Objective: All entries are to be quoted exactly; the images stay out of the copy.
··· Data excerpts ···
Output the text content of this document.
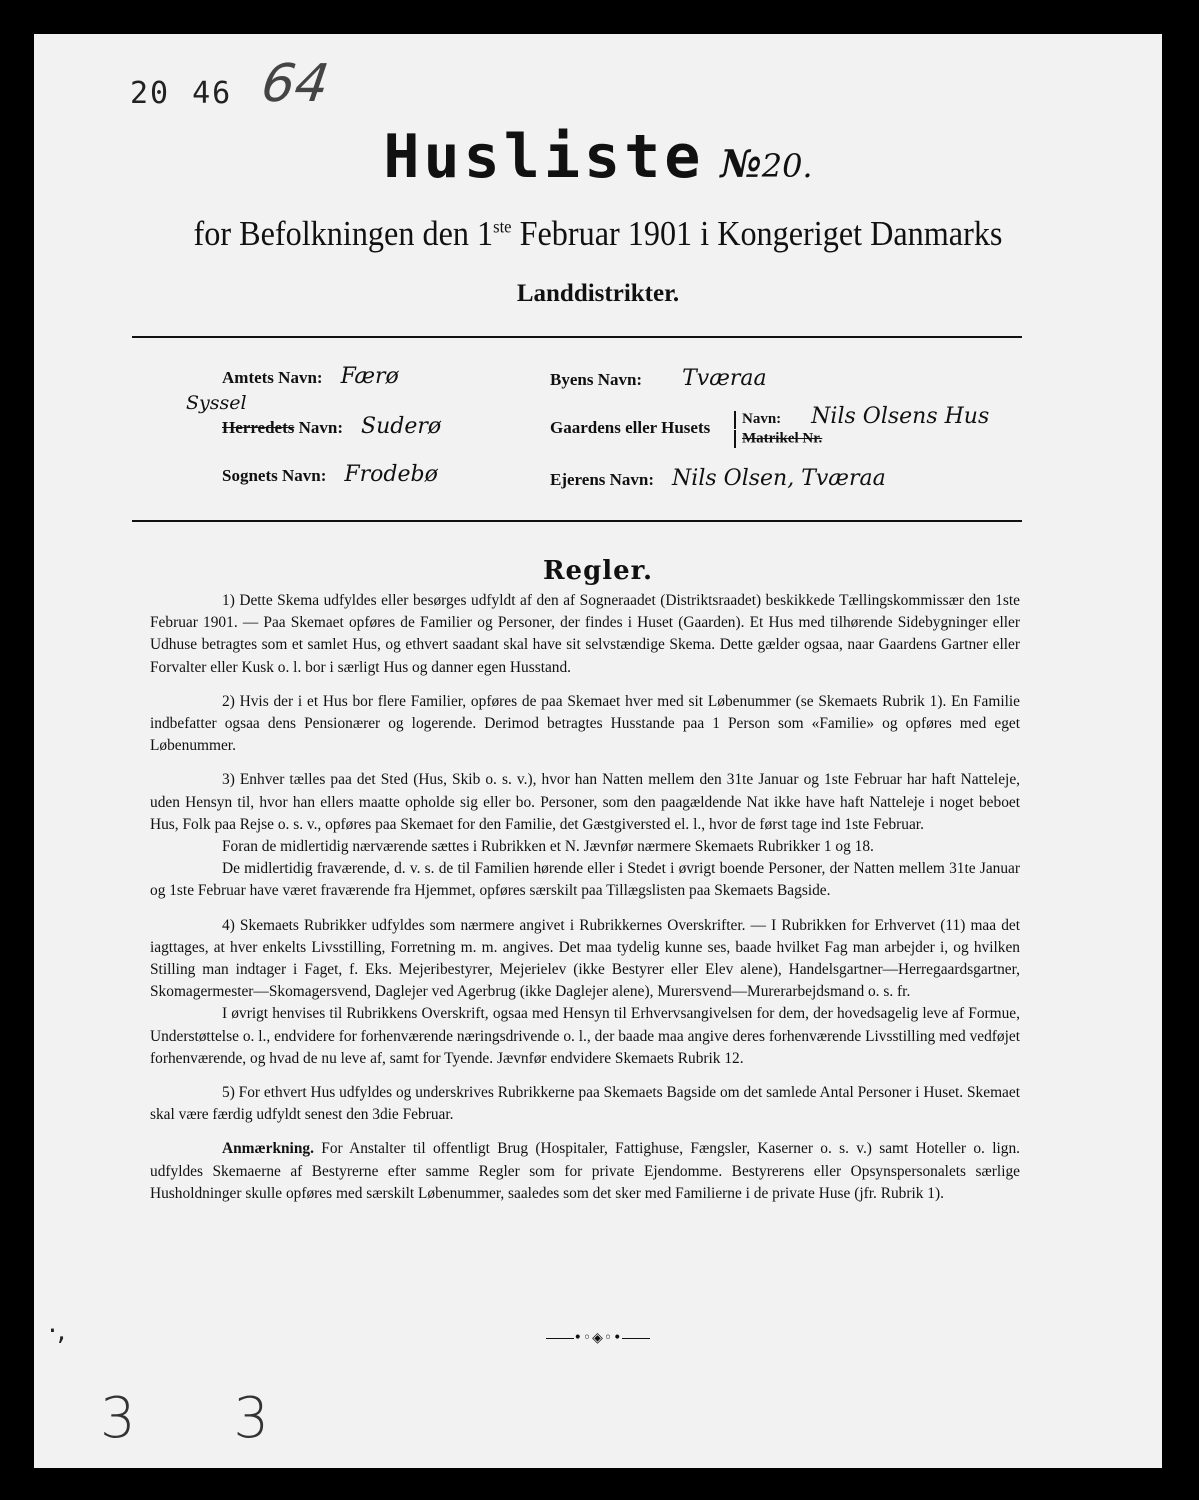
20 46 64
Husliste №20.
for Befolkningen den 1ste Februar 1901 i Kongeriget Danmarks
Landdistrikter.
Amtets Navn: Færø
Syssel
Herredets Navn: Suderø
Sognets Navn: Frodebø
Byens Navn: Tværaa
Gaardens eller Husets	Navn: Nils Olsens Hus
Matrikel Nr.
Ejerens Navn: Nils Olsen, Tværaa
Regler.

1) Dette Skema udfyldes eller besørges udfyldt af den af Sogneraadet (Distriktsraadet) beskikkede Tællingskommissær den 1ste Februar 1901. — Paa Skemaet opføres de Familier og Personer, der findes i Huset (Gaarden). Et Hus med tilhørende Sidebygninger eller Udhuse betragtes som et samlet Hus, og ethvert saadant skal have sit selvstændige Skema. Dette gælder ogsaa, naar Gaardens Gartner eller Forvalter eller Kusk o. l. bor i særligt Hus og danner egen Husstand.

2) Hvis der i et Hus bor flere Familier, opføres de paa Skemaet hver med sit Løbenummer (se Skemaets Rubrik 1). En Familie indbefatter ogsaa dens Pensionærer og logerende. Derimod betragtes Husstande paa 1 Person som «Familie» og opføres med eget Løbenummer.

3) Enhver tælles paa det Sted (Hus, Skib o. s. v.), hvor han Natten mellem den 31te Januar og 1ste Februar har haft Natteleje, uden Hensyn til, hvor han ellers maatte opholde sig eller bo. Personer, som den paagældende Nat ikke have haft Natteleje i noget beboet Hus, Folk paa Rejse o. s. v., opføres paa Skemaet for den Familie, det Gæstgiversted el. l., hvor de først tage ind 1ste Februar.

Foran de midlertidig nærværende sættes i Rubrikken et N. Jævnfør nærmere Skemaets Rubrikker 1 og 18.

De midlertidig fraværende, d. v. s. de til Familien hørende eller i Stedet i øvrigt boende Personer, der Natten mellem 31te Januar og 1ste Februar have været fraværende fra Hjemmet, opføres særskilt paa Tillægslisten paa Skemaets Bagside.

4) Skemaets Rubrikker udfyldes som nærmere angivet i Rubrikkernes Overskrifter. — I Rubrikken for Erhvervet (11) maa det iagttages, at hver enkelts Livsstilling, Forretning m. m. angives. Det maa tydelig kunne ses, baade hvilket Fag man arbejder i, og hvilken Stilling man indtager i Faget, f. Eks. Mejeribestyrer, Mejerielev (ikke Bestyrer eller Elev alene), Handelsgartner—Herregaardsgartner, Skomagermester—Skomagersvend, Daglejer ved Agerbrug (ikke Daglejer alene), Murersvend—Murerarbejdsmand o. s. fr.

I øvrigt henvises til Rubrikkens Overskrift, ogsaa med Hensyn til Erhvervsangivelsen for dem, der hovedsagelig leve af Formue, Understøttelse o. l., endvidere for forhenværende næringsdrivende o. l., der baade maa angive deres forhenværende Livsstilling med vedføjet forhenværende, og hvad de nu leve af, samt for Tyende. Jævnfør endvidere Skemaets Rubrik 12.

5) For ethvert Hus udfyldes og underskrives Rubrikkerne paa Skemaets Bagside om det samlede Antal Personer i Huset. Skemaet skal være færdig udfyldt senest den 3die Februar.

Anmærkning. For Anstalter til offentligt Brug (Hospitaler, Fattighuse, Fængsler, Kaserner o. s. v.) samt Hoteller o. lign. udfyldes Skemaerne af Bestyrerne efter samme Regler som for private Ejendomme. Bestyrerens eller Opsynspersonalets særlige Husholdninger skulle opføres med særskilt Løbenummer, saaledes som det sker med Familierne i de private Huse (jfr. Rubrik 1).

•◦◈◦•
·,
3 3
···
Task response:
Output the text content of this document.
20 46 64
Husliste №20.
for Befolkningen den 1ste Februar 1901 i Kongeriget Danmarks
Landdistrikter.
Amtets Navn: Færø
Syssel
Herredets Navn: Suderø
Sognets Navn: Frodebø
Byens Navn: Tværaa
Gaardens eller Husets	Navn: Nils Olsens Hus
Matrikel Nr.
Ejerens Navn: Nils Olsen, Tværaa
Regler.

1) Dette Skema udfyldes eller besørges udfyldt af den af Sogneraadet (Distriktsraadet) beskikkede Tællingskommissær den 1ste Februar 1901. — Paa Skemaet opføres de Familier og Personer, der findes i Huset (Gaarden). Et Hus med tilhørende Sidebygninger eller Udhuse betragtes som et samlet Hus, og ethvert saadant skal have sit selvstændige Skema. Dette gælder ogsaa, naar Gaardens Gartner eller Forvalter eller Kusk o. l. bor i særligt Hus og danner egen Husstand.

2) Hvis der i et Hus bor flere Familier, opføres de paa Skemaet hver med sit Løbenummer (se Skemaets Rubrik 1). En Familie indbefatter ogsaa dens Pensionærer og logerende. Derimod betragtes Husstande paa 1 Person som «Familie» og opføres med eget Løbenummer.

3) Enhver tælles paa det Sted (Hus, Skib o. s. v.), hvor han Natten mellem den 31te Januar og 1ste Februar har haft Natteleje, uden Hensyn til, hvor han ellers maatte opholde sig eller bo. Personer, som den paagældende Nat ikke have haft Natteleje i noget beboet Hus, Folk paa Rejse o. s. v., opføres paa Skemaet for den Familie, det Gæstgiversted el. l., hvor de først tage ind 1ste Februar.

Foran de midlertidig nærværende sættes i Rubrikken et N. Jævnfør nærmere Skemaets Rubrikker 1 og 18.

De midlertidig fraværende, d. v. s. de til Familien hørende eller i Stedet i øvrigt boende Personer, der Natten mellem 31te Januar og 1ste Februar have været fraværende fra Hjemmet, opføres særskilt paa Tillægslisten paa Skemaets Bagside.

4) Skemaets Rubrikker udfyldes som nærmere angivet i Rubrikkernes Overskrifter. — I Rubrikken for Erhvervet (11) maa det iagttages, at hver enkelts Livsstilling, Forretning m. m. angives. Det maa tydelig kunne ses, baade hvilket Fag man arbejder i, og hvilken Stilling man indtager i Faget, f. Eks. Mejeribestyrer, Mejerielev (ikke Bestyrer eller Elev alene), Handelsgartner—Herregaardsgartner, Skomagermester—Skomagersvend, Daglejer ved Agerbrug (ikke Daglejer alene), Murersvend—Murerarbejdsmand o. s. fr.

I øvrigt henvises til Rubrikkens Overskrift, ogsaa med Hensyn til Erhvervsangivelsen for dem, der hovedsagelig leve af Formue, Understøttelse o. l., endvidere for forhenværende næringsdrivende o. l., der baade maa angive deres forhenværende Livsstilling med vedføjet forhenværende, og hvad de nu leve af, samt for Tyende. Jævnfør endvidere Skemaets Rubrik 12.

5) For ethvert Hus udfyldes og underskrives Rubrikkerne paa Skemaets Bagside om det samlede Antal Personer i Huset. Skemaet skal være færdig udfyldt senest den 3die Februar.

Anmærkning. For Anstalter til offentligt Brug (Hospitaler, Fattighuse, Fængsler, Kaserner o. s. v.) samt Hoteller o. lign. udfyldes Skemaerne af Bestyrerne efter samme Regler som for private Ejendomme. Bestyrerens eller Opsynspersonalets særlige Husholdninger skulle opføres med særskilt Løbenummer, saaledes som det sker med Familierne i de private Huse (jfr. Rubrik 1).

•◦◈◦•
·,
3 3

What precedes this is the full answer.